== Provided information ==
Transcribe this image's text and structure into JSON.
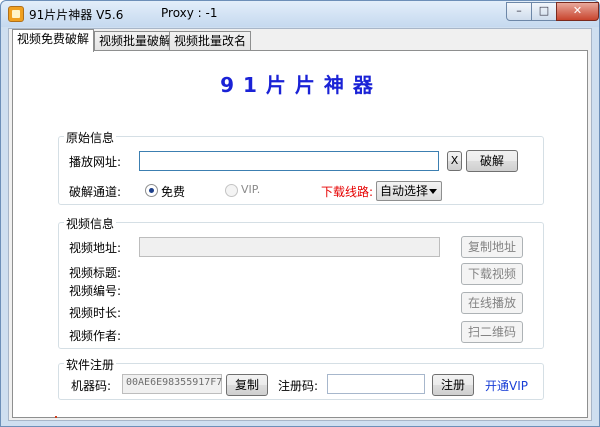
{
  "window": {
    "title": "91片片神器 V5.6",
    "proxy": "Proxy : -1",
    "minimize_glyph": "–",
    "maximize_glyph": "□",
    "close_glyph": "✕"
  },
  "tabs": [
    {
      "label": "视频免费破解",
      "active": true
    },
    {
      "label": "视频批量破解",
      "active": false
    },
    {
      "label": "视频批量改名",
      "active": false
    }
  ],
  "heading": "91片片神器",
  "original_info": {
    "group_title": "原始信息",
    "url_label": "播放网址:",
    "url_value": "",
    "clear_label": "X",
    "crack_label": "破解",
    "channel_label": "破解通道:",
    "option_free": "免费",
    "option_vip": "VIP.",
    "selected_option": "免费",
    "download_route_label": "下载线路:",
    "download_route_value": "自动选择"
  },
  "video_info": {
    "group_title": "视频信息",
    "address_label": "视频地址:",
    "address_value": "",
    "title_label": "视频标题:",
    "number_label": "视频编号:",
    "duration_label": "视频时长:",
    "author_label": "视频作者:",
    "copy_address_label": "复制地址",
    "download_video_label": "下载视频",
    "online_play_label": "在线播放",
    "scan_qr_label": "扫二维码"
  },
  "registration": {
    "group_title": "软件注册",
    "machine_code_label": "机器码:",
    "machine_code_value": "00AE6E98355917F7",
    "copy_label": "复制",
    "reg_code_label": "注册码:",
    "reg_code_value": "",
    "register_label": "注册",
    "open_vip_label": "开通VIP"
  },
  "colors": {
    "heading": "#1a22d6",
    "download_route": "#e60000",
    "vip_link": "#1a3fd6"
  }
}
===
§ Problem requirements: Reproduce every record above exactly, omitting the pictures.

§ Output of the task:
Transcribe this image's text and structure into JSON.
{
  "window": {
    "title": "91片片神器 V5.6",
    "proxy": "Proxy : -1",
    "minimize_glyph": "–",
    "maximize_glyph": "□",
    "close_glyph": "✕"
  },
  "tabs": [
    {
      "label": "视频免费破解",
      "active": true
    },
    {
      "label": "视频批量破解",
      "active": false
    },
    {
      "label": "视频批量改名",
      "active": false
    }
  ],
  "heading": "91片片神器",
  "original_info": {
    "group_title": "原始信息",
    "url_label": "播放网址:",
    "url_value": "",
    "clear_label": "X",
    "crack_label": "破解",
    "channel_label": "破解通道:",
    "option_free": "免费",
    "option_vip": "VIP.",
    "selected_option": "免费",
    "download_route_label": "下载线路:",
    "download_route_value": "自动选择"
  },
  "video_info": {
    "group_title": "视频信息",
    "address_label": "视频地址:",
    "address_value": "",
    "title_label": "视频标题:",
    "number_label": "视频编号:",
    "duration_label": "视频时长:",
    "author_label": "视频作者:",
    "copy_address_label": "复制地址",
    "download_video_label": "下载视频",
    "online_play_label": "在线播放",
    "scan_qr_label": "扫二维码"
  },
  "registration": {
    "group_title": "软件注册",
    "machine_code_label": "机器码:",
    "machine_code_value": "00AE6E98355917F7",
    "copy_label": "复制",
    "reg_code_label": "注册码:",
    "reg_code_value": "",
    "register_label": "注册",
    "open_vip_label": "开通VIP"
  },
  "colors": {
    "heading": "#1a22d6",
    "download_route": "#e60000",
    "vip_link": "#1a3fd6"
  }
}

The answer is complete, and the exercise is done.